=== What the task asks ===
Present the following data again exactly as it is shown.

* * *

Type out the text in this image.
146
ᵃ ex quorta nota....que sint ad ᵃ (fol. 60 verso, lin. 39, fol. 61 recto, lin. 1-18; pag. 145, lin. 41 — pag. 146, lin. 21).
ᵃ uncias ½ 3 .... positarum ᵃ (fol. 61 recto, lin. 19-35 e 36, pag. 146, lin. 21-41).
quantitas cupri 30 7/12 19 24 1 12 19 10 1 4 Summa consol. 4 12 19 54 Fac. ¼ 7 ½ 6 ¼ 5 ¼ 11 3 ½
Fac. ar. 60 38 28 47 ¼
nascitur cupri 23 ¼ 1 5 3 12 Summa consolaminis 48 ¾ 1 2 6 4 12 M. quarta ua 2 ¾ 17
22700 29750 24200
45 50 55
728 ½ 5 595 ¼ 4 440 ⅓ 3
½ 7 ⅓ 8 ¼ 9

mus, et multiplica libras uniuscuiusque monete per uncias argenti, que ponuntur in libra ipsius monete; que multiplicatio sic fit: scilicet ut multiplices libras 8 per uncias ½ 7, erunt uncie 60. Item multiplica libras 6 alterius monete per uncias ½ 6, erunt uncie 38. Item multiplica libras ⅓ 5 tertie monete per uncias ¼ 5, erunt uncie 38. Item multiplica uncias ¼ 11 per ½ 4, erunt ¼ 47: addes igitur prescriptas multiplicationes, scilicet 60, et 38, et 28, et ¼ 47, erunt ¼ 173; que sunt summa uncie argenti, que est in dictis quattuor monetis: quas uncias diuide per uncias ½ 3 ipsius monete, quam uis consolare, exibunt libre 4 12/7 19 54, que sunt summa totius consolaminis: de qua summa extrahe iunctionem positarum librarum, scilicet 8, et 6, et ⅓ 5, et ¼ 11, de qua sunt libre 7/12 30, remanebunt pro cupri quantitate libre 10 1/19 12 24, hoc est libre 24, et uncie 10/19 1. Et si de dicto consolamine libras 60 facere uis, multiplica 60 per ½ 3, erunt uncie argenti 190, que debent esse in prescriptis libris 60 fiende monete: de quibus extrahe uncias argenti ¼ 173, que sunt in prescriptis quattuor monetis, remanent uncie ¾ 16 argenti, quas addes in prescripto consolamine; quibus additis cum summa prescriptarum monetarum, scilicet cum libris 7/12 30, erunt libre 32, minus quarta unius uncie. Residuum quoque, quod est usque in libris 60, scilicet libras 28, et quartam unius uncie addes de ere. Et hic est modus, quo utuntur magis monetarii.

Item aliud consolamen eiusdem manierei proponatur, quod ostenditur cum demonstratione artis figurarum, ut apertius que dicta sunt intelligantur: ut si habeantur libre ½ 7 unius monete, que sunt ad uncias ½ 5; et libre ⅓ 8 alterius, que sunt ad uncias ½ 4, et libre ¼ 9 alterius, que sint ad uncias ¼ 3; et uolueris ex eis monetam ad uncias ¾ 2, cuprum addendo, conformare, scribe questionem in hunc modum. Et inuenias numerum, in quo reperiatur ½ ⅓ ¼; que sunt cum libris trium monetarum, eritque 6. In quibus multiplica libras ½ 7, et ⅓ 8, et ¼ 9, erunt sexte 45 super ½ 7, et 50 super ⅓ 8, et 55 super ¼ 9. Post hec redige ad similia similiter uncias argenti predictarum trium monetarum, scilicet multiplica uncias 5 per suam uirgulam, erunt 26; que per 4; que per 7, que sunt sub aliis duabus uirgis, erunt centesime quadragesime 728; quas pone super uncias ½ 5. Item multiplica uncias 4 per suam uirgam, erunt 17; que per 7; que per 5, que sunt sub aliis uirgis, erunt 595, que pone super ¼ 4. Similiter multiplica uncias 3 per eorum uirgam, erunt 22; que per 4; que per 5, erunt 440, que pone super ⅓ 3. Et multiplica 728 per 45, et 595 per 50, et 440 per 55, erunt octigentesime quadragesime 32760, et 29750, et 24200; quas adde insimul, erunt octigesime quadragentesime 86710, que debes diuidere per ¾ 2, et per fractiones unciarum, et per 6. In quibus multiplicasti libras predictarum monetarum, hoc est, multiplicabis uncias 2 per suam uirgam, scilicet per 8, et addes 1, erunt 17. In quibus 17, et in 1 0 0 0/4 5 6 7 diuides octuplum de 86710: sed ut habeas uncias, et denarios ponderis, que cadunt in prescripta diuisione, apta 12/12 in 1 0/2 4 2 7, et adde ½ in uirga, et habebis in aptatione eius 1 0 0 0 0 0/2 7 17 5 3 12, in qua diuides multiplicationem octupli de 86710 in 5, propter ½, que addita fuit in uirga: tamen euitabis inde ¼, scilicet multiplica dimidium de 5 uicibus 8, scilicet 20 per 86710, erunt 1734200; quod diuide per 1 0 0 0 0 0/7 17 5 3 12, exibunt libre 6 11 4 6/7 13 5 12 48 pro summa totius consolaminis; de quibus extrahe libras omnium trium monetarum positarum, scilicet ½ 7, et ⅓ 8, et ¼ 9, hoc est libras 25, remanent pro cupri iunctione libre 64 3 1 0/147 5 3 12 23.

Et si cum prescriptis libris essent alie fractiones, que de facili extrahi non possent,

* * *

=== Response below ===
Type out the text in this image.
146
ᵃ ex quorta nota....que sint ad ᵃ (fol. 60 verso, lin. 39, fol. 61 recto, lin. 1-18; pag. 145, lin. 41 — pag. 146, lin. 21).
ᵃ uncias ½ 3 .... positarum ᵃ (fol. 61 recto, lin. 19-35 e 36, pag. 146, lin. 21-41).
quantitas cupri 30 7/12 19 24 1 12 19 10 1 4 Summa consol. 4 12 19 54 Fac. ¼ 7 ½ 6 ¼ 5 ¼ 11 3 ½
Fac. ar. 60 38 28 47 ¼
nascitur cupri 23 ¼ 1 5 3 12 Summa consolaminis 48 ¾ 1 2 6 4 12 M. quarta ua 2 ¾ 17
22700 29750 24200
45 50 55
728 ½ 5 595 ¼ 4 440 ⅓ 3
½ 7 ⅓ 8 ¼ 9

mus, et multiplica libras uniuscuiusque monete per uncias argenti, que ponuntur in libra ipsius monete; que multiplicatio sic fit: scilicet ut multiplices libras 8 per uncias ½ 7, erunt uncie 60. Item multiplica libras 6 alterius monete per uncias ½ 6, erunt uncie 38. Item multiplica libras ⅓ 5 tertie monete per uncias ¼ 5, erunt uncie 38. Item multiplica uncias ¼ 11 per ½ 4, erunt ¼ 47: addes igitur prescriptas multiplicationes, scilicet 60, et 38, et 28, et ¼ 47, erunt ¼ 173; que sunt summa uncie argenti, que est in dictis quattuor monetis: quas uncias diuide per uncias ½ 3 ipsius monete, quam uis consolare, exibunt libre 4 12/7 19 54, que sunt summa totius consolaminis: de qua summa extrahe iunctionem positarum librarum, scilicet 8, et 6, et ⅓ 5, et ¼ 11, de qua sunt libre 7/12 30, remanebunt pro cupri quantitate libre 10 1/19 12 24, hoc est libre 24, et uncie 10/19 1. Et si de dicto consolamine libras 60 facere uis, multiplica 60 per ½ 3, erunt uncie argenti 190, que debent esse in prescriptis libris 60 fiende monete: de quibus extrahe uncias argenti ¼ 173, que sunt in prescriptis quattuor monetis, remanent uncie ¾ 16 argenti, quas addes in prescripto consolamine; quibus additis cum summa prescriptarum monetarum, scilicet cum libris 7/12 30, erunt libre 32, minus quarta unius uncie. Residuum quoque, quod est usque in libris 60, scilicet libras 28, et quartam unius uncie addes de ere. Et hic est modus, quo utuntur magis monetarii.

Item aliud consolamen eiusdem manierei proponatur, quod ostenditur cum demonstratione artis figurarum, ut apertius que dicta sunt intelligantur: ut si habeantur libre ½ 7 unius monete, que sunt ad uncias ½ 5; et libre ⅓ 8 alterius, que sunt ad uncias ½ 4, et libre ¼ 9 alterius, que sint ad uncias ¼ 3; et uolueris ex eis monetam ad uncias ¾ 2, cuprum addendo, conformare, scribe questionem in hunc modum. Et inuenias numerum, in quo reperiatur ½ ⅓ ¼; que sunt cum libris trium monetarum, eritque 6. In quibus multiplica libras ½ 7, et ⅓ 8, et ¼ 9, erunt sexte 45 super ½ 7, et 50 super ⅓ 8, et 55 super ¼ 9. Post hec redige ad similia similiter uncias argenti predictarum trium monetarum, scilicet multiplica uncias 5 per suam uirgulam, erunt 26; que per 4; que per 7, que sunt sub aliis duabus uirgis, erunt centesime quadragesime 728; quas pone super uncias ½ 5. Item multiplica uncias 4 per suam uirgam, erunt 17; que per 7; que per 5, que sunt sub aliis uirgis, erunt 595, que pone super ¼ 4. Similiter multiplica uncias 3 per eorum uirgam, erunt 22; que per 4; que per 5, erunt 440, que pone super ⅓ 3. Et multiplica 728 per 45, et 595 per 50, et 440 per 55, erunt octigentesime quadragesime 32760, et 29750, et 24200; quas adde insimul, erunt octigesime quadragentesime 86710, que debes diuidere per ¾ 2, et per fractiones unciarum, et per 6. In quibus multiplicasti libras predictarum monetarum, hoc est, multiplicabis uncias 2 per suam uirgam, scilicet per 8, et addes 1, erunt 17. In quibus 17, et in 1 0 0 0/4 5 6 7 diuides octuplum de 86710: sed ut habeas uncias, et denarios ponderis, que cadunt in prescripta diuisione, apta 12/12 in 1 0/2 4 2 7, et adde ½ in uirga, et habebis in aptatione eius 1 0 0 0 0 0/2 7 17 5 3 12, in qua diuides multiplicationem octupli de 86710 in 5, propter ½, que addita fuit in uirga: tamen euitabis inde ¼, scilicet multiplica dimidium de 5 uicibus 8, scilicet 20 per 86710, erunt 1734200; quod diuide per 1 0 0 0 0 0/7 17 5 3 12, exibunt libre 6 11 4 6/7 13 5 12 48 pro summa totius consolaminis; de quibus extrahe libras omnium trium monetarum positarum, scilicet ½ 7, et ⅓ 8, et ¼ 9, hoc est libras 25, remanent pro cupri iunctione libre 64 3 1 0/147 5 3 12 23.

Et si cum prescriptis libris essent alie fractiones, que de facili extrahi non possent,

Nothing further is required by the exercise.